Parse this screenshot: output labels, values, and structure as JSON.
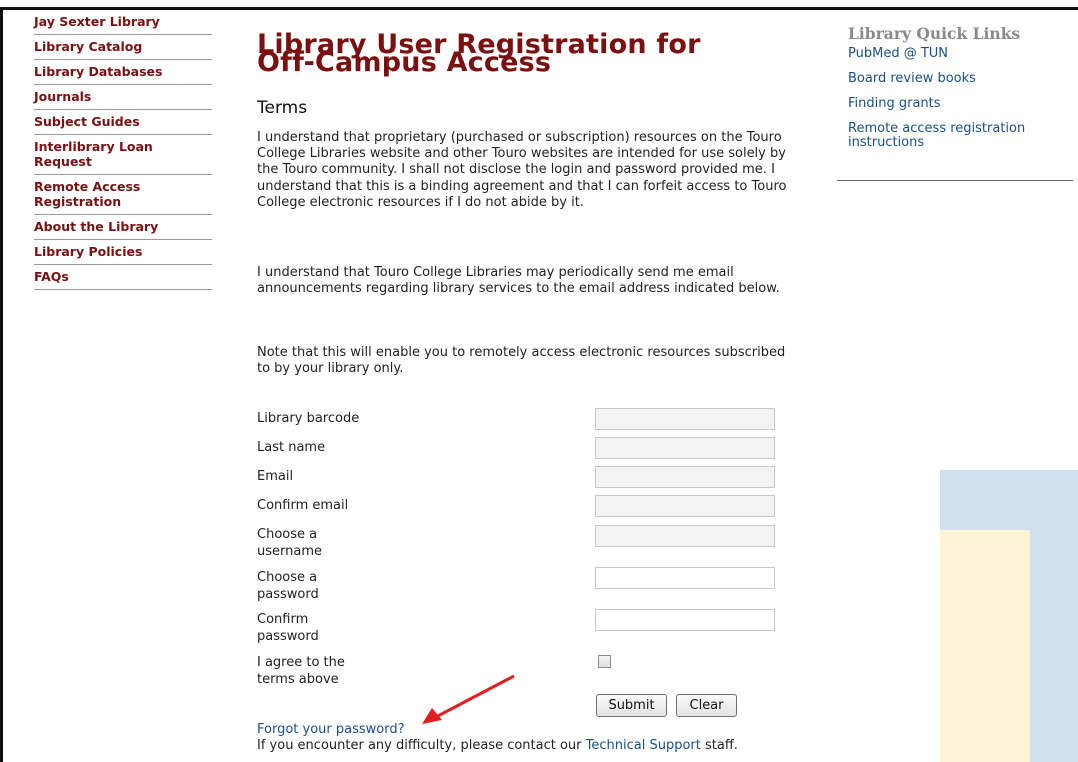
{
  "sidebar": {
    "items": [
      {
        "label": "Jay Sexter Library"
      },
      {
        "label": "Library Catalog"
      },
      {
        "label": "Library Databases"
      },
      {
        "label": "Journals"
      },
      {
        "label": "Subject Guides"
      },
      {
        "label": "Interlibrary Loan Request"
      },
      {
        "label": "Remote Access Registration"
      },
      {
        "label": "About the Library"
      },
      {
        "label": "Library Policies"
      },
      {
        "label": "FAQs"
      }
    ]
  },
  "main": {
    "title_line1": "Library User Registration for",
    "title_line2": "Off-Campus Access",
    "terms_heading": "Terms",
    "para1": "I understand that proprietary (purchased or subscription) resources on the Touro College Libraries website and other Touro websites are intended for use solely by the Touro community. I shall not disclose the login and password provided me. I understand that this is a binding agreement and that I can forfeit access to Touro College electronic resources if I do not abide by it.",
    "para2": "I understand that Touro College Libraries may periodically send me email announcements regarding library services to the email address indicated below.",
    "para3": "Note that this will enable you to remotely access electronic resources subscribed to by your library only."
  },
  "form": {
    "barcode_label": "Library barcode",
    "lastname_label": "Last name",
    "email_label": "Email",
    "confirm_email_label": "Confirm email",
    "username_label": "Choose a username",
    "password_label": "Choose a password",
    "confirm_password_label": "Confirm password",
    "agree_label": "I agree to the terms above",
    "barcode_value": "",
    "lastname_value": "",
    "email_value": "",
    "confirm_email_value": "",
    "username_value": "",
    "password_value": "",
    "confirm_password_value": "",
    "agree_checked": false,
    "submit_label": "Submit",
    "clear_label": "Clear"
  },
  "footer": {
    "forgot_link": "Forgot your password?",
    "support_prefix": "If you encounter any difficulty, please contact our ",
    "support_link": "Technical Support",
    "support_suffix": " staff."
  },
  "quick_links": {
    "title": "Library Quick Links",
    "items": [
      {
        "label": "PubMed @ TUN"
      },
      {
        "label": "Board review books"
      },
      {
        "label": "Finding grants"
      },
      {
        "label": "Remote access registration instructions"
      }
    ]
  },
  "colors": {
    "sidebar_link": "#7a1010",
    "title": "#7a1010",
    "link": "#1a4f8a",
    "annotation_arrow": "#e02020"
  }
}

• • • • • • •

_Exercise task_.
Using the records above, copy every line that has the word "Choose" in it.

_Task answer_.
    "username_label": "Choose a username",
    "password_label": "Choose a password",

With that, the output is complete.